━━ DATASET ROWS

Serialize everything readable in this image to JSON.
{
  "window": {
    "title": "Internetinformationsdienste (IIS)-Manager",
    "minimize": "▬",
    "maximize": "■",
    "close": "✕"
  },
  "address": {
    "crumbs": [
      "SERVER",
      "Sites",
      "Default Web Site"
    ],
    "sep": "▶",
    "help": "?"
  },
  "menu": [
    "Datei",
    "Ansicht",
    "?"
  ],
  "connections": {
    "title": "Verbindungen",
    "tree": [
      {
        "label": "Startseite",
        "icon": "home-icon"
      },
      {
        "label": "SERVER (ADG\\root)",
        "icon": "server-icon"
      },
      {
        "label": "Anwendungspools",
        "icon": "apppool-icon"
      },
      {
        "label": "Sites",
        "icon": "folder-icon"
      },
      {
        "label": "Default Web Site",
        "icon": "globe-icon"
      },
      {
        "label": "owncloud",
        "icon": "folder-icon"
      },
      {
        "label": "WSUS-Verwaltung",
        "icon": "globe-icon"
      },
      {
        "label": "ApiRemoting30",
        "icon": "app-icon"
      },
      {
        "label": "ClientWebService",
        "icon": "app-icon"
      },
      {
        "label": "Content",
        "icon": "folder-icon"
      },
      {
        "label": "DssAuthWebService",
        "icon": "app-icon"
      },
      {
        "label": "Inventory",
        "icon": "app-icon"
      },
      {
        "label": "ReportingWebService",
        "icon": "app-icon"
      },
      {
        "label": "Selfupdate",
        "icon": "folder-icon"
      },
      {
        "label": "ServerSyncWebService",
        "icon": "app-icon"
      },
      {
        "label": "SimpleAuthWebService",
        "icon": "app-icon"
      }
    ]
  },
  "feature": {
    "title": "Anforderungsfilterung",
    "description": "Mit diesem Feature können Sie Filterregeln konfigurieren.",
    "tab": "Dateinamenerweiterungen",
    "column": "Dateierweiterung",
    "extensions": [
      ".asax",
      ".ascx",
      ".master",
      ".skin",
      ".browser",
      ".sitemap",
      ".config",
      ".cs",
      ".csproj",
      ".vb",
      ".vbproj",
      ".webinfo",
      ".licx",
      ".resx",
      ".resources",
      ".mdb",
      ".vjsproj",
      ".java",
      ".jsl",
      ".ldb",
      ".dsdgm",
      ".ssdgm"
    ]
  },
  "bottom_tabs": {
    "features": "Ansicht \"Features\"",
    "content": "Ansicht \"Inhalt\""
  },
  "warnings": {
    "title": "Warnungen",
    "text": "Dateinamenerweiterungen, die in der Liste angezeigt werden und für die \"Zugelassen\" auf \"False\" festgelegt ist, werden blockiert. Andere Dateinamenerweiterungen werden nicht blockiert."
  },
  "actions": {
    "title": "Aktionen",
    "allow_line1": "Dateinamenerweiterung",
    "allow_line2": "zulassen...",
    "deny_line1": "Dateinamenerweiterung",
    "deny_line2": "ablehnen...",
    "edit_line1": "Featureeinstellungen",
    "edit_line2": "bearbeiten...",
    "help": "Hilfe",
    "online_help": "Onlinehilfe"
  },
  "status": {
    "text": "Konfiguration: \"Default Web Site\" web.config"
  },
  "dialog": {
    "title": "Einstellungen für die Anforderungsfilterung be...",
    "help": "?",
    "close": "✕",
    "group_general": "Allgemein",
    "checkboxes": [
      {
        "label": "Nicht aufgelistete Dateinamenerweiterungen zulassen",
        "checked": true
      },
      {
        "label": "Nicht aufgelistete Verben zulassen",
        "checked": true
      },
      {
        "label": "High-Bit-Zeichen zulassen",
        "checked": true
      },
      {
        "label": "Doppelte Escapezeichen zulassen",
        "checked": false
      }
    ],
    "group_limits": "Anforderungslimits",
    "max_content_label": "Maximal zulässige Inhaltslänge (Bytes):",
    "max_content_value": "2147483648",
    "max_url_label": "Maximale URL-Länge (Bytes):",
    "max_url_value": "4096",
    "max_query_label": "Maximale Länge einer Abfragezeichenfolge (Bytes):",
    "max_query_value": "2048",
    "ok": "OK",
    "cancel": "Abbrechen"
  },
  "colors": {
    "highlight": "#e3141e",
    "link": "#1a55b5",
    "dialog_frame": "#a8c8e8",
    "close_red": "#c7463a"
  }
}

━━━━

[REQUEST]
Please quote every record above exactly as it appears.

[ANSWER BELOW]
Serialize everything readable in this image to JSON.
{
  "window": {
    "title": "Internetinformationsdienste (IIS)-Manager",
    "minimize": "▬",
    "maximize": "■",
    "close": "✕"
  },
  "address": {
    "crumbs": [
      "SERVER",
      "Sites",
      "Default Web Site"
    ],
    "sep": "▶",
    "help": "?"
  },
  "menu": [
    "Datei",
    "Ansicht",
    "?"
  ],
  "connections": {
    "title": "Verbindungen",
    "tree": [
      {
        "label": "Startseite",
        "icon": "home-icon"
      },
      {
        "label": "SERVER (ADG\\root)",
        "icon": "server-icon"
      },
      {
        "label": "Anwendungspools",
        "icon": "apppool-icon"
      },
      {
        "label": "Sites",
        "icon": "folder-icon"
      },
      {
        "label": "Default Web Site",
        "icon": "globe-icon"
      },
      {
        "label": "owncloud",
        "icon": "folder-icon"
      },
      {
        "label": "WSUS-Verwaltung",
        "icon": "globe-icon"
      },
      {
        "label": "ApiRemoting30",
        "icon": "app-icon"
      },
      {
        "label": "ClientWebService",
        "icon": "app-icon"
      },
      {
        "label": "Content",
        "icon": "folder-icon"
      },
      {
        "label": "DssAuthWebService",
        "icon": "app-icon"
      },
      {
        "label": "Inventory",
        "icon": "app-icon"
      },
      {
        "label": "ReportingWebService",
        "icon": "app-icon"
      },
      {
        "label": "Selfupdate",
        "icon": "folder-icon"
      },
      {
        "label": "ServerSyncWebService",
        "icon": "app-icon"
      },
      {
        "label": "SimpleAuthWebService",
        "icon": "app-icon"
      }
    ]
  },
  "feature": {
    "title": "Anforderungsfilterung",
    "description": "Mit diesem Feature können Sie Filterregeln konfigurieren.",
    "tab": "Dateinamenerweiterungen",
    "column": "Dateierweiterung",
    "extensions": [
      ".asax",
      ".ascx",
      ".master",
      ".skin",
      ".browser",
      ".sitemap",
      ".config",
      ".cs",
      ".csproj",
      ".vb",
      ".vbproj",
      ".webinfo",
      ".licx",
      ".resx",
      ".resources",
      ".mdb",
      ".vjsproj",
      ".java",
      ".jsl",
      ".ldb",
      ".dsdgm",
      ".ssdgm"
    ]
  },
  "bottom_tabs": {
    "features": "Ansicht \"Features\"",
    "content": "Ansicht \"Inhalt\""
  },
  "warnings": {
    "title": "Warnungen",
    "text": "Dateinamenerweiterungen, die in der Liste angezeigt werden und für die \"Zugelassen\" auf \"False\" festgelegt ist, werden blockiert. Andere Dateinamenerweiterungen werden nicht blockiert."
  },
  "actions": {
    "title": "Aktionen",
    "allow_line1": "Dateinamenerweiterung",
    "allow_line2": "zulassen...",
    "deny_line1": "Dateinamenerweiterung",
    "deny_line2": "ablehnen...",
    "edit_line1": "Featureeinstellungen",
    "edit_line2": "bearbeiten...",
    "help": "Hilfe",
    "online_help": "Onlinehilfe"
  },
  "status": {
    "text": "Konfiguration: \"Default Web Site\" web.config"
  },
  "dialog": {
    "title": "Einstellungen für die Anforderungsfilterung be...",
    "help": "?",
    "close": "✕",
    "group_general": "Allgemein",
    "checkboxes": [
      {
        "label": "Nicht aufgelistete Dateinamenerweiterungen zulassen",
        "checked": true
      },
      {
        "label": "Nicht aufgelistete Verben zulassen",
        "checked": true
      },
      {
        "label": "High-Bit-Zeichen zulassen",
        "checked": true
      },
      {
        "label": "Doppelte Escapezeichen zulassen",
        "checked": false
      }
    ],
    "group_limits": "Anforderungslimits",
    "max_content_label": "Maximal zulässige Inhaltslänge (Bytes):",
    "max_content_value": "2147483648",
    "max_url_label": "Maximale URL-Länge (Bytes):",
    "max_url_value": "4096",
    "max_query_label": "Maximale Länge einer Abfragezeichenfolge (Bytes):",
    "max_query_value": "2048",
    "ok": "OK",
    "cancel": "Abbrechen"
  },
  "colors": {
    "highlight": "#e3141e",
    "link": "#1a55b5",
    "dialog_frame": "#a8c8e8",
    "close_red": "#c7463a"
  }
}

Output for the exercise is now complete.